-- begin PROVIDED DATA --

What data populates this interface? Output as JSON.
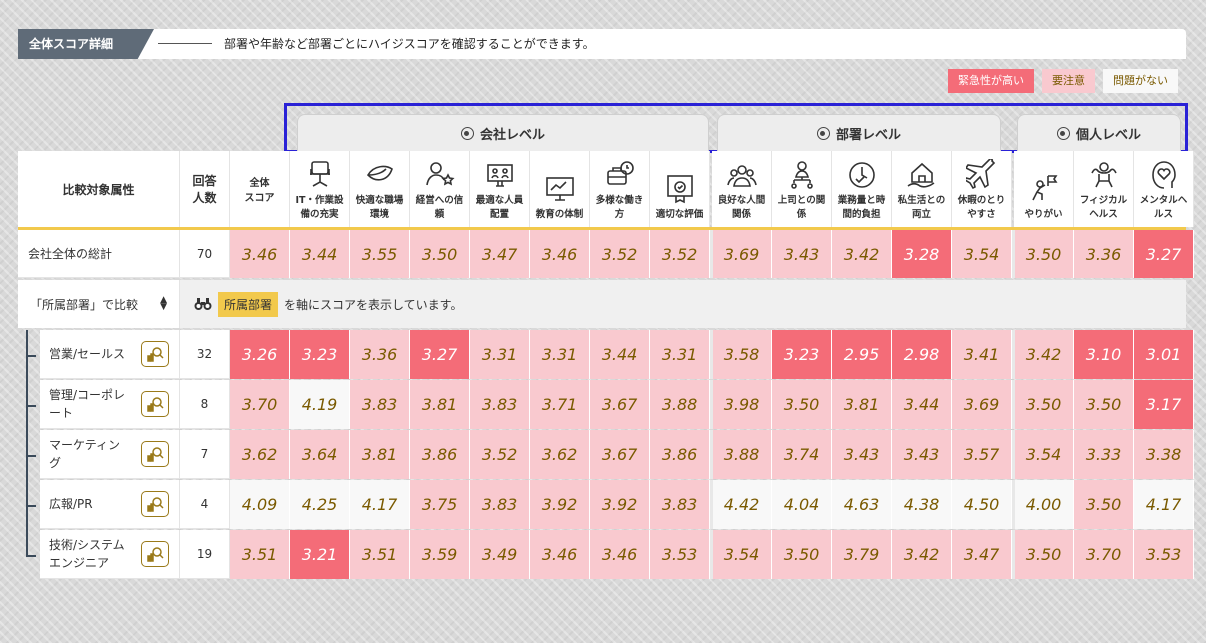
{
  "header": {
    "tag": "全体スコア詳細",
    "description": "部署や年齢など部署ごとにハイジスコアを確認することができます。"
  },
  "legend": {
    "urgent": "緊急性が高い",
    "caution": "要注意",
    "ok": "問題がない"
  },
  "colors": {
    "urgent": "#f46c78",
    "caution": "#f9c9cf",
    "ok": "#f8f8f8",
    "highlight": "#f2c94c",
    "tab_outline": "#2a22d6"
  },
  "levels": {
    "company": "会社レベル",
    "department": "部署レベル",
    "individual": "個人レベル"
  },
  "columns": {
    "attribute": "比較対象属性",
    "respondents": "回答\n人数",
    "overall": "全体\nスコア",
    "metrics": [
      {
        "label": "IT・作業設\n備の充実",
        "icon": "office-chair-icon"
      },
      {
        "label": "快適な職場\n環境",
        "icon": "leaf-icon"
      },
      {
        "label": "経営への信\n頼",
        "icon": "person-star-icon"
      },
      {
        "label": "最適な人員\n配置",
        "icon": "team-arrange-icon"
      },
      {
        "label": "教育の体制",
        "icon": "whiteboard-icon"
      },
      {
        "label": "多様な働き\n方",
        "icon": "briefcase-clock-icon"
      },
      {
        "label": "適切な評価",
        "icon": "certificate-icon"
      },
      {
        "label": "良好な人間\n関係",
        "icon": "people-group-icon"
      },
      {
        "label": "上司との関\n係",
        "icon": "boss-hierarchy-icon"
      },
      {
        "label": "業務量と時\n間的負担",
        "icon": "clock-check-icon"
      },
      {
        "label": "私生活との\n両立",
        "icon": "house-hand-icon"
      },
      {
        "label": "休暇のとり\nやすさ",
        "icon": "airplane-icon"
      },
      {
        "label": "やりがい",
        "icon": "flag-person-icon"
      },
      {
        "label": "フィジカル\nヘルス",
        "icon": "strong-person-icon"
      },
      {
        "label": "メンタルヘ\nルス",
        "icon": "heart-head-icon"
      }
    ]
  },
  "company_total": {
    "name": "会社全体の総計",
    "count": "70",
    "overall": {
      "v": "3.46",
      "s": "c"
    },
    "scores": [
      {
        "v": "3.44",
        "s": "c"
      },
      {
        "v": "3.55",
        "s": "c"
      },
      {
        "v": "3.50",
        "s": "c"
      },
      {
        "v": "3.47",
        "s": "c"
      },
      {
        "v": "3.46",
        "s": "c"
      },
      {
        "v": "3.52",
        "s": "c"
      },
      {
        "v": "3.52",
        "s": "c"
      },
      {
        "v": "3.69",
        "s": "c"
      },
      {
        "v": "3.43",
        "s": "c"
      },
      {
        "v": "3.42",
        "s": "c"
      },
      {
        "v": "3.28",
        "s": "u"
      },
      {
        "v": "3.54",
        "s": "c"
      },
      {
        "v": "3.50",
        "s": "c"
      },
      {
        "v": "3.36",
        "s": "c"
      },
      {
        "v": "3.27",
        "s": "u"
      }
    ]
  },
  "filter": {
    "select_label": "「所属部署」で比較",
    "badge": "所属部署",
    "message": "を軸にスコアを表示しています。"
  },
  "departments": [
    {
      "name": "営業/セールス",
      "count": "32",
      "overall": {
        "v": "3.26",
        "s": "u"
      },
      "scores": [
        {
          "v": "3.23",
          "s": "u"
        },
        {
          "v": "3.36",
          "s": "c"
        },
        {
          "v": "3.27",
          "s": "u"
        },
        {
          "v": "3.31",
          "s": "c"
        },
        {
          "v": "3.31",
          "s": "c"
        },
        {
          "v": "3.44",
          "s": "c"
        },
        {
          "v": "3.31",
          "s": "c"
        },
        {
          "v": "3.58",
          "s": "c"
        },
        {
          "v": "3.23",
          "s": "u"
        },
        {
          "v": "2.95",
          "s": "u"
        },
        {
          "v": "2.98",
          "s": "u"
        },
        {
          "v": "3.41",
          "s": "c"
        },
        {
          "v": "3.42",
          "s": "c"
        },
        {
          "v": "3.10",
          "s": "u"
        },
        {
          "v": "3.01",
          "s": "u"
        }
      ]
    },
    {
      "name": "管理/コーポレ\nート",
      "count": "8",
      "overall": {
        "v": "3.70",
        "s": "c"
      },
      "scores": [
        {
          "v": "4.19",
          "s": "o"
        },
        {
          "v": "3.83",
          "s": "c"
        },
        {
          "v": "3.81",
          "s": "c"
        },
        {
          "v": "3.83",
          "s": "c"
        },
        {
          "v": "3.71",
          "s": "c"
        },
        {
          "v": "3.67",
          "s": "c"
        },
        {
          "v": "3.88",
          "s": "c"
        },
        {
          "v": "3.98",
          "s": "c"
        },
        {
          "v": "3.50",
          "s": "c"
        },
        {
          "v": "3.81",
          "s": "c"
        },
        {
          "v": "3.44",
          "s": "c"
        },
        {
          "v": "3.69",
          "s": "c"
        },
        {
          "v": "3.50",
          "s": "c"
        },
        {
          "v": "3.50",
          "s": "c"
        },
        {
          "v": "3.17",
          "s": "u"
        }
      ]
    },
    {
      "name": "マーケティン\nグ",
      "count": "7",
      "overall": {
        "v": "3.62",
        "s": "c"
      },
      "scores": [
        {
          "v": "3.64",
          "s": "c"
        },
        {
          "v": "3.81",
          "s": "c"
        },
        {
          "v": "3.86",
          "s": "c"
        },
        {
          "v": "3.52",
          "s": "c"
        },
        {
          "v": "3.62",
          "s": "c"
        },
        {
          "v": "3.67",
          "s": "c"
        },
        {
          "v": "3.86",
          "s": "c"
        },
        {
          "v": "3.88",
          "s": "c"
        },
        {
          "v": "3.74",
          "s": "c"
        },
        {
          "v": "3.43",
          "s": "c"
        },
        {
          "v": "3.43",
          "s": "c"
        },
        {
          "v": "3.57",
          "s": "c"
        },
        {
          "v": "3.54",
          "s": "c"
        },
        {
          "v": "3.33",
          "s": "c"
        },
        {
          "v": "3.38",
          "s": "c"
        }
      ]
    },
    {
      "name": "広報/PR",
      "count": "4",
      "overall": {
        "v": "4.09",
        "s": "o"
      },
      "scores": [
        {
          "v": "4.25",
          "s": "o"
        },
        {
          "v": "4.17",
          "s": "o"
        },
        {
          "v": "3.75",
          "s": "c"
        },
        {
          "v": "3.83",
          "s": "c"
        },
        {
          "v": "3.92",
          "s": "c"
        },
        {
          "v": "3.92",
          "s": "c"
        },
        {
          "v": "3.83",
          "s": "c"
        },
        {
          "v": "4.42",
          "s": "o"
        },
        {
          "v": "4.04",
          "s": "o"
        },
        {
          "v": "4.63",
          "s": "o"
        },
        {
          "v": "4.38",
          "s": "o"
        },
        {
          "v": "4.50",
          "s": "o"
        },
        {
          "v": "4.00",
          "s": "o"
        },
        {
          "v": "3.50",
          "s": "c"
        },
        {
          "v": "4.17",
          "s": "o"
        }
      ]
    },
    {
      "name": "技術/システム\nエンジニア",
      "count": "19",
      "overall": {
        "v": "3.51",
        "s": "c"
      },
      "scores": [
        {
          "v": "3.21",
          "s": "u"
        },
        {
          "v": "3.51",
          "s": "c"
        },
        {
          "v": "3.59",
          "s": "c"
        },
        {
          "v": "3.49",
          "s": "c"
        },
        {
          "v": "3.46",
          "s": "c"
        },
        {
          "v": "3.46",
          "s": "c"
        },
        {
          "v": "3.53",
          "s": "c"
        },
        {
          "v": "3.54",
          "s": "c"
        },
        {
          "v": "3.50",
          "s": "c"
        },
        {
          "v": "3.79",
          "s": "c"
        },
        {
          "v": "3.42",
          "s": "c"
        },
        {
          "v": "3.47",
          "s": "c"
        },
        {
          "v": "3.50",
          "s": "c"
        },
        {
          "v": "3.70",
          "s": "c"
        },
        {
          "v": "3.53",
          "s": "c"
        }
      ]
    }
  ]
}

-- end PROVIDED DATA --

◆ **GOAL OF THE EXERCISE**
Using the records above, gather all lines where the string "count" is present.

◆ **CORRECT ANSWER**
    "count": "70",
      "count": "32",
      "count": "8",
      "count": "7",
      "count": "4",
      "count": "19",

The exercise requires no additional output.